* [WHAT NEEDS TO BE DONE]
Review the material line by line. Identify and copy every line that contains the string "this".

* [EXERCISE DATA]
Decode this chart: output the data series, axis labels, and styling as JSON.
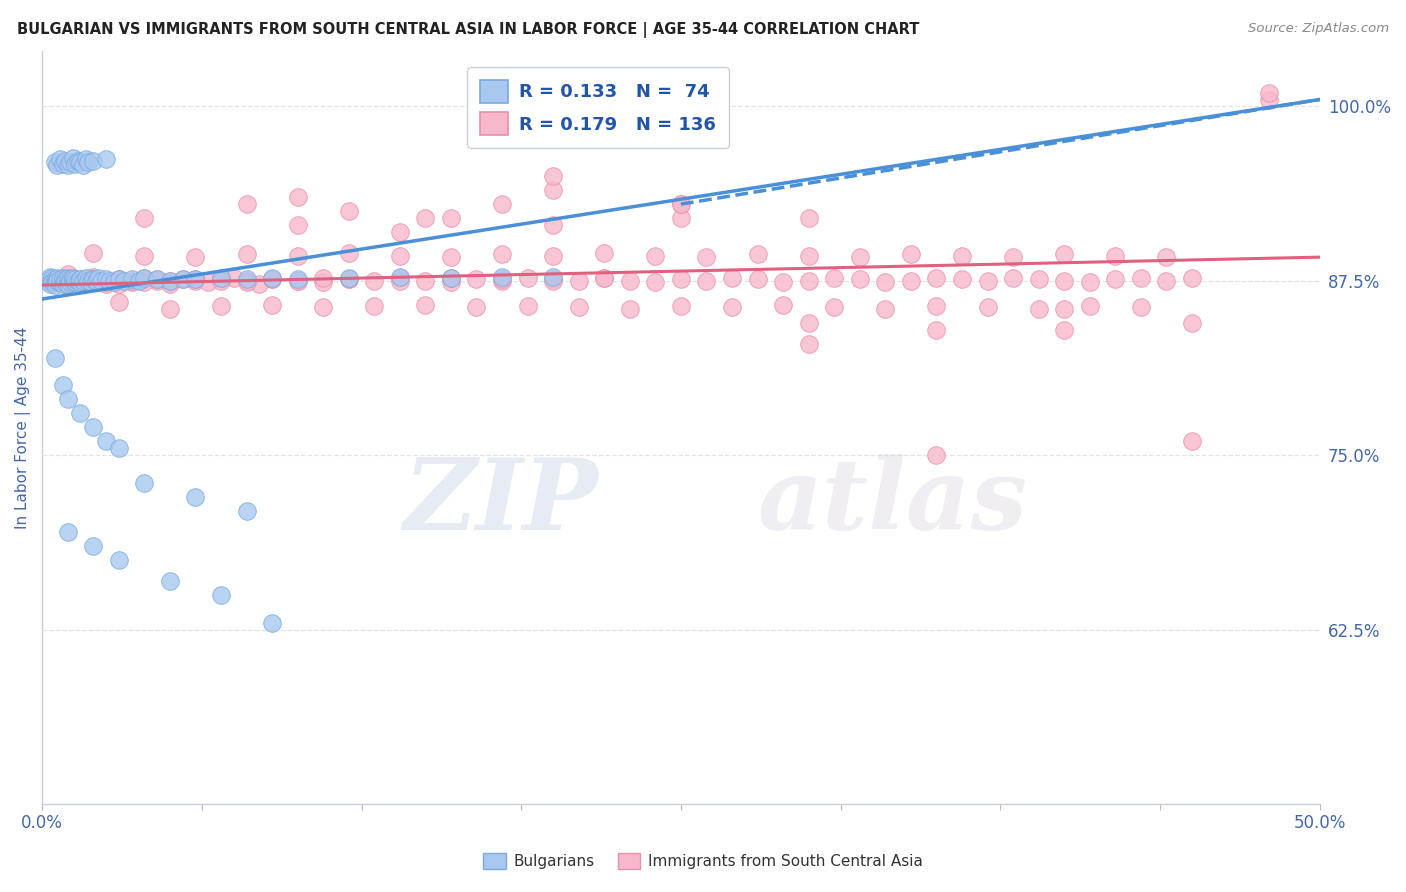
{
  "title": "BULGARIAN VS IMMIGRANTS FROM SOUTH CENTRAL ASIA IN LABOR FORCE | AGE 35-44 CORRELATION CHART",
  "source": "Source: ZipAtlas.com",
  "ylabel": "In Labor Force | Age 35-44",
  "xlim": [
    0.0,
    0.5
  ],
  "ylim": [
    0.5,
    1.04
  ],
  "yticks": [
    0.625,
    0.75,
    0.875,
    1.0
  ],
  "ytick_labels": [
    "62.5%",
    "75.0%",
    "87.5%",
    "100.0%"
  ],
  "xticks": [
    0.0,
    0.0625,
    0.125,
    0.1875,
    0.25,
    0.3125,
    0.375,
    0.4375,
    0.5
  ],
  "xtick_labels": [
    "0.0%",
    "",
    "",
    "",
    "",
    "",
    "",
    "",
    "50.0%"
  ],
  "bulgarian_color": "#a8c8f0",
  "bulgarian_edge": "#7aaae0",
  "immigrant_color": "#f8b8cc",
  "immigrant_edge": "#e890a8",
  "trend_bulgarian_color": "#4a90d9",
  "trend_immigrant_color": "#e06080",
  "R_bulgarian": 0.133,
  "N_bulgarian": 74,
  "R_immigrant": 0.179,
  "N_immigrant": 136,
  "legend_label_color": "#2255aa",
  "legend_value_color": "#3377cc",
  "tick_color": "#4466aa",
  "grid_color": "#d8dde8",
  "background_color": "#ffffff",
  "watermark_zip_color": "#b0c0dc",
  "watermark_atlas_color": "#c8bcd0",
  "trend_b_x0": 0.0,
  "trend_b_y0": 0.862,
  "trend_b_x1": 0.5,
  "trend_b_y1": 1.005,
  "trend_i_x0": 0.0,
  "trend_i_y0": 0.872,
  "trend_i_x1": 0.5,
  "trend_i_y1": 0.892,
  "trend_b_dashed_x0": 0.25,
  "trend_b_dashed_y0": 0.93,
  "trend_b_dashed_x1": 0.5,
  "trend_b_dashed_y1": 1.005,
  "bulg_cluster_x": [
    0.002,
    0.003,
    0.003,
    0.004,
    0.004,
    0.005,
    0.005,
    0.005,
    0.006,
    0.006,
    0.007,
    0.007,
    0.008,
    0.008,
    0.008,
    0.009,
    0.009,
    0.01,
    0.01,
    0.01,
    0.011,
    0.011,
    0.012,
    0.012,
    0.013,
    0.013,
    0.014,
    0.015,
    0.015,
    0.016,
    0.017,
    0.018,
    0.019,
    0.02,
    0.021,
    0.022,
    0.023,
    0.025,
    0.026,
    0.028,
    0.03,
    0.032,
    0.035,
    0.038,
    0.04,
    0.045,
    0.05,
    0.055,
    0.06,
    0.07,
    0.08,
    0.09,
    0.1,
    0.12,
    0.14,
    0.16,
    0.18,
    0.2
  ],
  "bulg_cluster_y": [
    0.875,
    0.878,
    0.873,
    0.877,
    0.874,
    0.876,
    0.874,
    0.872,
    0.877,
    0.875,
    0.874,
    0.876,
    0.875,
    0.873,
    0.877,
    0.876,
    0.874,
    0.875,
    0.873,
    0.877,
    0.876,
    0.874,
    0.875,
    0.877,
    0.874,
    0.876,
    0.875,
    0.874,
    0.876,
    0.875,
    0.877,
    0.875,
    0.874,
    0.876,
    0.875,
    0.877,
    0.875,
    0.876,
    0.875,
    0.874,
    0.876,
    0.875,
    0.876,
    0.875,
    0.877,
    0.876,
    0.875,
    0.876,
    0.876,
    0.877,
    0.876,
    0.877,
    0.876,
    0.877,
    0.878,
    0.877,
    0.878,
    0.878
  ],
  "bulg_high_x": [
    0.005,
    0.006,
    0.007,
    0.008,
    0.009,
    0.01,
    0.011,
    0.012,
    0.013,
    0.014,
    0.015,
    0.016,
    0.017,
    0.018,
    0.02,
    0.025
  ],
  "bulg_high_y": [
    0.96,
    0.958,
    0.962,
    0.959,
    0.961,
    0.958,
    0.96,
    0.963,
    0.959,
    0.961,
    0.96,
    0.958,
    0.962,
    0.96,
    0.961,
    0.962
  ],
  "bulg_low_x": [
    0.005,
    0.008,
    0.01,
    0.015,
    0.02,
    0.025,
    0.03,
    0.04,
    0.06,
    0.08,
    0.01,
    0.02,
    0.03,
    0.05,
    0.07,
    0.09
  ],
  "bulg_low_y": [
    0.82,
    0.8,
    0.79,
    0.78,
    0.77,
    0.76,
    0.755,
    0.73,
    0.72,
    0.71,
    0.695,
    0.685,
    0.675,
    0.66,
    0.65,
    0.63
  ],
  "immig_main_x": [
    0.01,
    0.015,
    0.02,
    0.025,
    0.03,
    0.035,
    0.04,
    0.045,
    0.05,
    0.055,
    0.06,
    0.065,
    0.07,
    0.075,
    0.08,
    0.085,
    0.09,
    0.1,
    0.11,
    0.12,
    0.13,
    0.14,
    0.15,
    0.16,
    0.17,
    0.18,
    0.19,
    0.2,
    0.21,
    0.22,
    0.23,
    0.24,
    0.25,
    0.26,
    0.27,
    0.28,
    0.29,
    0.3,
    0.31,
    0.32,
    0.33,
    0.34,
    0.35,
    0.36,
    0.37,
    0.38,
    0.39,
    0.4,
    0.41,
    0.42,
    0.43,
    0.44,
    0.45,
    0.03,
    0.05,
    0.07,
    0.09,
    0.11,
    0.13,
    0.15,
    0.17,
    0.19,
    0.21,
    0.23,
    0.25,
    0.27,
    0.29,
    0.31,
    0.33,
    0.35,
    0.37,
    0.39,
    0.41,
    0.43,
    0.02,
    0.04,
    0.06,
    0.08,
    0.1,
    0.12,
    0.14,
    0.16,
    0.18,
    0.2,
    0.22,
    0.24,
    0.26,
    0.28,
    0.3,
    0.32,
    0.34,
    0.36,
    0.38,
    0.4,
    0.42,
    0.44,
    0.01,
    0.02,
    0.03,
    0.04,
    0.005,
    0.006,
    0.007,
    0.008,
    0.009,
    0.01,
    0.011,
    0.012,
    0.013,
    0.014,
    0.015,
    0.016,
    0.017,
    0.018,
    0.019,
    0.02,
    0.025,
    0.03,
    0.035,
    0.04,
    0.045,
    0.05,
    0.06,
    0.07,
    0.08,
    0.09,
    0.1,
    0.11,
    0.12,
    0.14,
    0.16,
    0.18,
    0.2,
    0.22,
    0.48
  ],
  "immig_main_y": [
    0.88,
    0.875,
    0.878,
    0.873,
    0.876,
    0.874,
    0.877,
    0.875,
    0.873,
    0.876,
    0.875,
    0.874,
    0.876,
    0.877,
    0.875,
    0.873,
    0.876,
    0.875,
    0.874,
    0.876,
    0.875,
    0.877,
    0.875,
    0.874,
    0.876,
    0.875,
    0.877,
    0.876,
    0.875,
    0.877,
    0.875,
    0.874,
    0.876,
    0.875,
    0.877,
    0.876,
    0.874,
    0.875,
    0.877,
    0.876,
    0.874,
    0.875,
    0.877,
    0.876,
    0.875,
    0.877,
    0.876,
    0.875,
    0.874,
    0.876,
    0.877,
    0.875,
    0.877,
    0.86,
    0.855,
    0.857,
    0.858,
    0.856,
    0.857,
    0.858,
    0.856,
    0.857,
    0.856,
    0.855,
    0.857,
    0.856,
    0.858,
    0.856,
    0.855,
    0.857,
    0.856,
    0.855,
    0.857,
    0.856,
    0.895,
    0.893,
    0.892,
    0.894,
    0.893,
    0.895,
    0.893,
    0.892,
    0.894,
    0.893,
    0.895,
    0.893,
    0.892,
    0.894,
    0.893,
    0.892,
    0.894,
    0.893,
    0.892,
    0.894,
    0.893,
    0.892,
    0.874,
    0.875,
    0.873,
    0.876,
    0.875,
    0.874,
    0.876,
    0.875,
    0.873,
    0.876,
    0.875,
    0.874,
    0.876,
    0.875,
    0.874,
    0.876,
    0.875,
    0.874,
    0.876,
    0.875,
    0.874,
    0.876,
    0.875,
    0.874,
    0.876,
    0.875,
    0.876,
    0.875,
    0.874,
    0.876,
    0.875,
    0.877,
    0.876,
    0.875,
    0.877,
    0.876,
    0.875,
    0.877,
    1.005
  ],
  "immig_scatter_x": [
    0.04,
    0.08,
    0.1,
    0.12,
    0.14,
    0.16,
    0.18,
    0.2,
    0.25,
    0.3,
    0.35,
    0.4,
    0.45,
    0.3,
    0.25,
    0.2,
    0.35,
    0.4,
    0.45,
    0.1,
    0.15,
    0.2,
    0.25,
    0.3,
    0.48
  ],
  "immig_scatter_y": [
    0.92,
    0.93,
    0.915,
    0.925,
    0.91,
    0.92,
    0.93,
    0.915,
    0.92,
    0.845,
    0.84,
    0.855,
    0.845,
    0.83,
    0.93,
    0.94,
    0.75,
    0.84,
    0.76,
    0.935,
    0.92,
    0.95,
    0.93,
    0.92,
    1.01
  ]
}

---

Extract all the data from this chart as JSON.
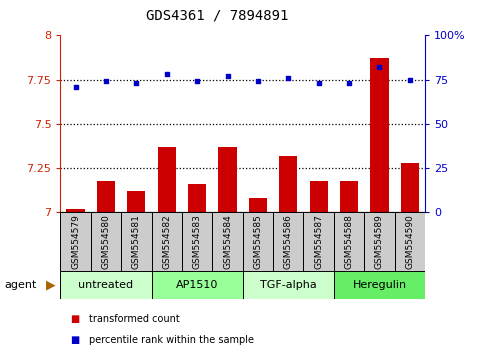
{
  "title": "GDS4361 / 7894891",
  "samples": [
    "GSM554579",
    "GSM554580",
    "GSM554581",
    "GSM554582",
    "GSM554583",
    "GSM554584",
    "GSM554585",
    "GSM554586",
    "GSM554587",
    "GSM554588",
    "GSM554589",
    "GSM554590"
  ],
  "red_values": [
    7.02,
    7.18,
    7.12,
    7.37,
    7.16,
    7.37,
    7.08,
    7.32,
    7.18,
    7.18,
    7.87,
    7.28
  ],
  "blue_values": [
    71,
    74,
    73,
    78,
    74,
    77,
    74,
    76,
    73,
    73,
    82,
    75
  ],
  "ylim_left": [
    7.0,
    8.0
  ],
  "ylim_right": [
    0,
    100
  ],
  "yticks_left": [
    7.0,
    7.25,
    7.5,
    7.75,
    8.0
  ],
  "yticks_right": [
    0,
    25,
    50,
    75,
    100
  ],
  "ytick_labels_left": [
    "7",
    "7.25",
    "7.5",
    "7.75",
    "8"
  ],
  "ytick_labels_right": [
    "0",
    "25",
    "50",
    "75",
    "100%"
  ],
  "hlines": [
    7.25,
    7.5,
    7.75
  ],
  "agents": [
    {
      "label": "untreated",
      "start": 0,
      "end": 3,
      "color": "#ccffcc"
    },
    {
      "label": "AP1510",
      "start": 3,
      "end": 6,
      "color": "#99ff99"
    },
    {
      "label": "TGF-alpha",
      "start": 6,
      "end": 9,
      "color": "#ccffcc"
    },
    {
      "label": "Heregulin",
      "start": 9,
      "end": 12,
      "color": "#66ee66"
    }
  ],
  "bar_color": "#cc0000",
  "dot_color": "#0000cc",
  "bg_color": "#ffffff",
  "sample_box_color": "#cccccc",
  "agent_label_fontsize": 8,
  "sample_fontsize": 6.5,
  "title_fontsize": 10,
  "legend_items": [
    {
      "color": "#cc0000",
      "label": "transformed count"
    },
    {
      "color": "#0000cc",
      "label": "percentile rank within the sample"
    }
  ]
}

* [ANSWER TO THE PROBLEM]
Decode this chart: output the data series, axis labels, and styling as JSON.
Extract all the data from this chart as JSON.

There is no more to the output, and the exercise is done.